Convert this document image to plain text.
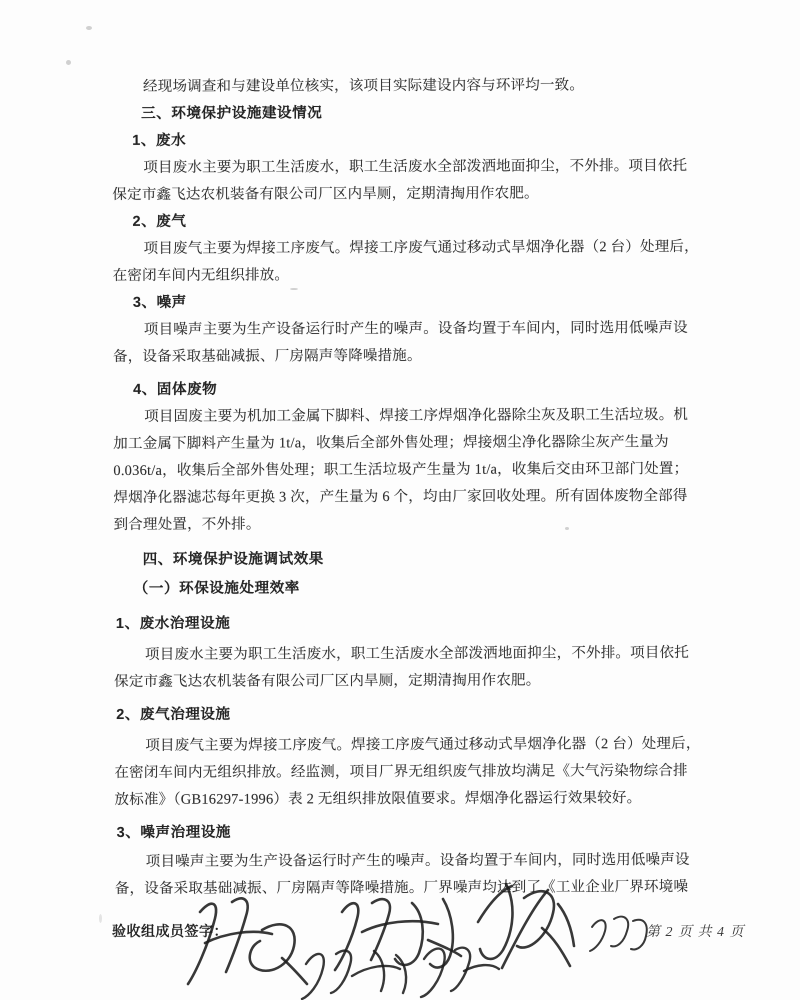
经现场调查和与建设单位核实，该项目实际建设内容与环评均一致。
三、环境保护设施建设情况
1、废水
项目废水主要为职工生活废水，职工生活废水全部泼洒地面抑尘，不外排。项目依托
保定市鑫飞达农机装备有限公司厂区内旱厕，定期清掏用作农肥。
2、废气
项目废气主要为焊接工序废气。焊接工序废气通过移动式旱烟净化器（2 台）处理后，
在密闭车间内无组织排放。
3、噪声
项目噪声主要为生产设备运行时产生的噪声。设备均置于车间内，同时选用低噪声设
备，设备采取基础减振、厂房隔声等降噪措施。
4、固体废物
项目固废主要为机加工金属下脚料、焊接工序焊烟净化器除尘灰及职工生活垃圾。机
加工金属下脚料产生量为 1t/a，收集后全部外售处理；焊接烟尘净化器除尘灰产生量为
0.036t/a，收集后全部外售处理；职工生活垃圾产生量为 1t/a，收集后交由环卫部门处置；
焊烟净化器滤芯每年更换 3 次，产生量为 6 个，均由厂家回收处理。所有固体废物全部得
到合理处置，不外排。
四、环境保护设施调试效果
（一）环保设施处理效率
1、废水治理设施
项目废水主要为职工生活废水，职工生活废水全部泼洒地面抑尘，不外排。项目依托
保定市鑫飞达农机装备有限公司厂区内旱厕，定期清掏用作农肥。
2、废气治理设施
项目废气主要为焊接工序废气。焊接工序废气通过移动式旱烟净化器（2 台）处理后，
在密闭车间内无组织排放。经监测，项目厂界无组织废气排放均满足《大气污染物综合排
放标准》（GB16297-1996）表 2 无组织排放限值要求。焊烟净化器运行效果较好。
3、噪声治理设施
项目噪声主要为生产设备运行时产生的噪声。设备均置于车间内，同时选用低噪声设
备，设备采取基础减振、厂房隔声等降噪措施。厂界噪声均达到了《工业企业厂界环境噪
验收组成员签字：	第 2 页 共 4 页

- [Exercise description]:
Send back the data above word for word, with the pictures left out.

- [Exercise result]:
Convert this document image to plain text.
经现场调查和与建设单位核实，该项目实际建设内容与环评均一致。
三、环境保护设施建设情况
1、废水
项目废水主要为职工生活废水，职工生活废水全部泼洒地面抑尘，不外排。项目依托
保定市鑫飞达农机装备有限公司厂区内旱厕，定期清掏用作农肥。
2、废气
项目废气主要为焊接工序废气。焊接工序废气通过移动式旱烟净化器（2 台）处理后，
在密闭车间内无组织排放。
3、噪声
项目噪声主要为生产设备运行时产生的噪声。设备均置于车间内，同时选用低噪声设
备，设备采取基础减振、厂房隔声等降噪措施。
4、固体废物
项目固废主要为机加工金属下脚料、焊接工序焊烟净化器除尘灰及职工生活垃圾。机
加工金属下脚料产生量为 1t/a，收集后全部外售处理；焊接烟尘净化器除尘灰产生量为
0.036t/a，收集后全部外售处理；职工生活垃圾产生量为 1t/a，收集后交由环卫部门处置；
焊烟净化器滤芯每年更换 3 次，产生量为 6 个，均由厂家回收处理。所有固体废物全部得
到合理处置，不外排。
四、环境保护设施调试效果
（一）环保设施处理效率
1、废水治理设施
项目废水主要为职工生活废水，职工生活废水全部泼洒地面抑尘，不外排。项目依托
保定市鑫飞达农机装备有限公司厂区内旱厕，定期清掏用作农肥。
2、废气治理设施
项目废气主要为焊接工序废气。焊接工序废气通过移动式旱烟净化器（2 台）处理后，
在密闭车间内无组织排放。经监测，项目厂界无组织废气排放均满足《大气污染物综合排
放标准》（GB16297-1996）表 2 无组织排放限值要求。焊烟净化器运行效果较好。
3、噪声治理设施
项目噪声主要为生产设备运行时产生的噪声。设备均置于车间内，同时选用低噪声设
备，设备采取基础减振、厂房隔声等降噪措施。厂界噪声均达到了《工业企业厂界环境噪
验收组成员签字：	第 2 页 共 4 页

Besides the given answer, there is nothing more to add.